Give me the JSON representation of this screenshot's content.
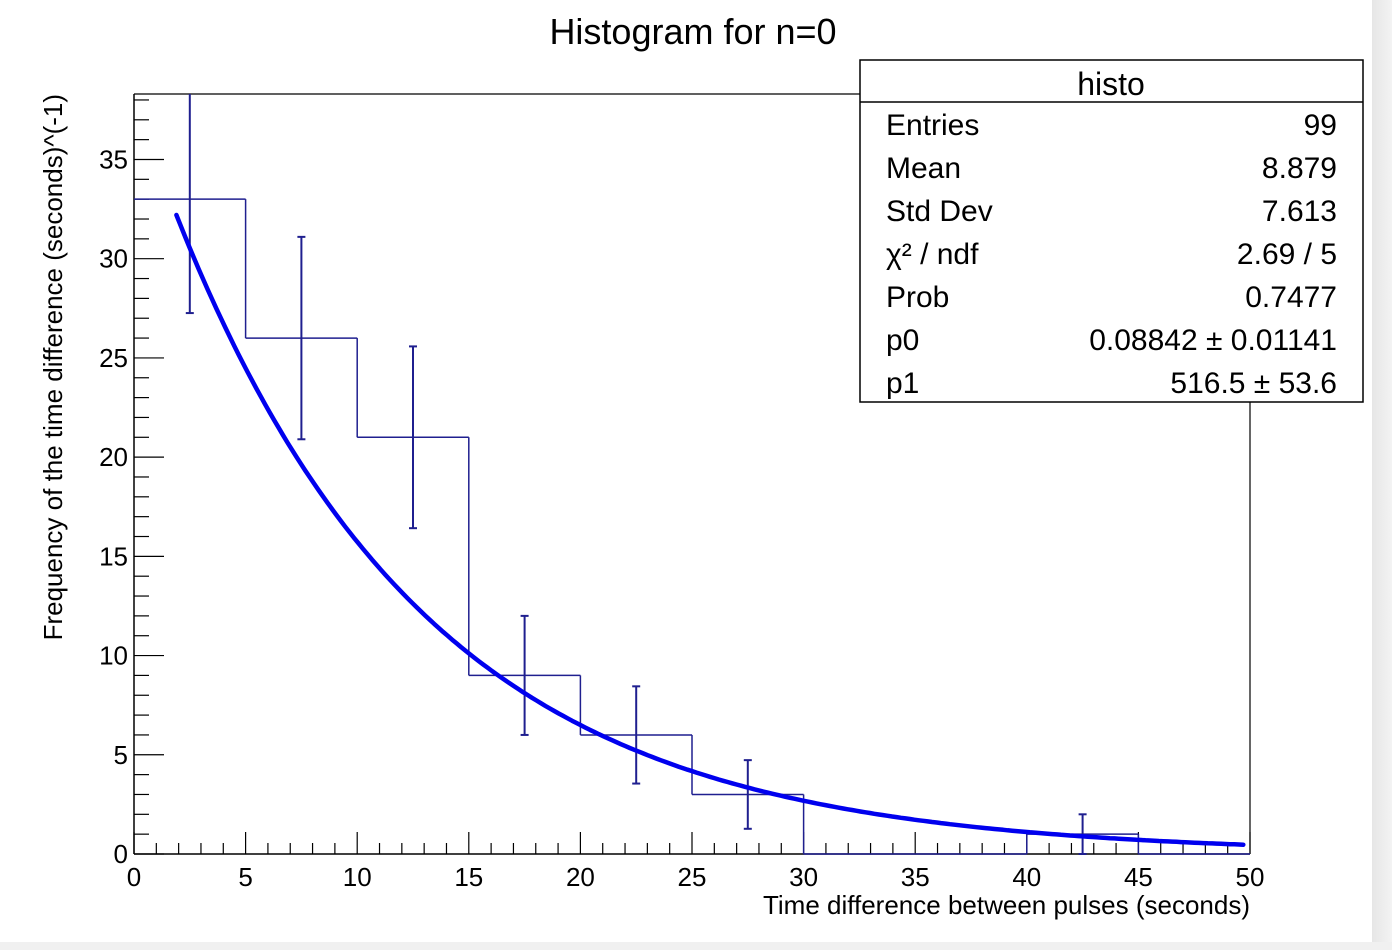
{
  "chart_data": {
    "type": "bar",
    "title": "Histogram for n=0",
    "xlabel": "Time difference between pulses (seconds)",
    "ylabel": "Frequency of the time difference (seconds)^(-1)",
    "xlim": [
      0,
      50
    ],
    "ylim": [
      0,
      38.3
    ],
    "grid": false,
    "x_ticks": [
      0,
      5,
      10,
      15,
      20,
      25,
      30,
      35,
      40,
      45,
      50
    ],
    "y_ticks": [
      0,
      5,
      10,
      15,
      20,
      25,
      30,
      35
    ],
    "bin_width": 5,
    "bins": [
      {
        "x_low": 0,
        "x_high": 5,
        "center": 2.5,
        "value": 33,
        "error": 5.74
      },
      {
        "x_low": 5,
        "x_high": 10,
        "center": 7.5,
        "value": 26,
        "error": 5.1
      },
      {
        "x_low": 10,
        "x_high": 15,
        "center": 12.5,
        "value": 21,
        "error": 4.58
      },
      {
        "x_low": 15,
        "x_high": 20,
        "center": 17.5,
        "value": 9,
        "error": 3.0
      },
      {
        "x_low": 20,
        "x_high": 25,
        "center": 22.5,
        "value": 6,
        "error": 2.45
      },
      {
        "x_low": 25,
        "x_high": 30,
        "center": 27.5,
        "value": 3,
        "error": 1.73
      },
      {
        "x_low": 30,
        "x_high": 35,
        "center": 32.5,
        "value": 0,
        "error": 0
      },
      {
        "x_low": 35,
        "x_high": 40,
        "center": 37.5,
        "value": 0,
        "error": 0
      },
      {
        "x_low": 40,
        "x_high": 45,
        "center": 42.5,
        "value": 1,
        "error": 1.0
      },
      {
        "x_low": 45,
        "x_high": 50,
        "center": 47.5,
        "value": 0,
        "error": 0
      }
    ],
    "fit": {
      "function": "exponential",
      "parameters": {
        "p0": 0.08842,
        "p1": 516.5
      },
      "x_range": [
        1.9,
        49.7
      ]
    },
    "colors": {
      "histogram": "#1f1f8f",
      "fit": "#0000ee",
      "axis": "#000000"
    },
    "legend_position": "top-right"
  },
  "stats_box": {
    "title": "histo",
    "rows": [
      {
        "label": "Entries",
        "value": "99"
      },
      {
        "label": "Mean",
        "value": "8.879"
      },
      {
        "label": "Std Dev",
        "value": "7.613"
      },
      {
        "label": "χ² / ndf",
        "value": "2.69 / 5"
      },
      {
        "label": "Prob",
        "value": "0.7477"
      },
      {
        "label": "p0",
        "value": "0.08842 ± 0.01141"
      },
      {
        "label": "p1",
        "value": "516.5 ± 53.6"
      }
    ]
  }
}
■ ■ ■ ■ ■ ■ ■
**EXERCISE BRIEF:** Search the data for "error". Copy every line that has it.

**REPLY:**
        "error": 5.74
        "error": 5.1
        "error": 4.58
        "error": 3.0
        "error": 2.45
        "error": 1.73
        "error": 0
        "error": 0
        "error": 1.0
        "error": 0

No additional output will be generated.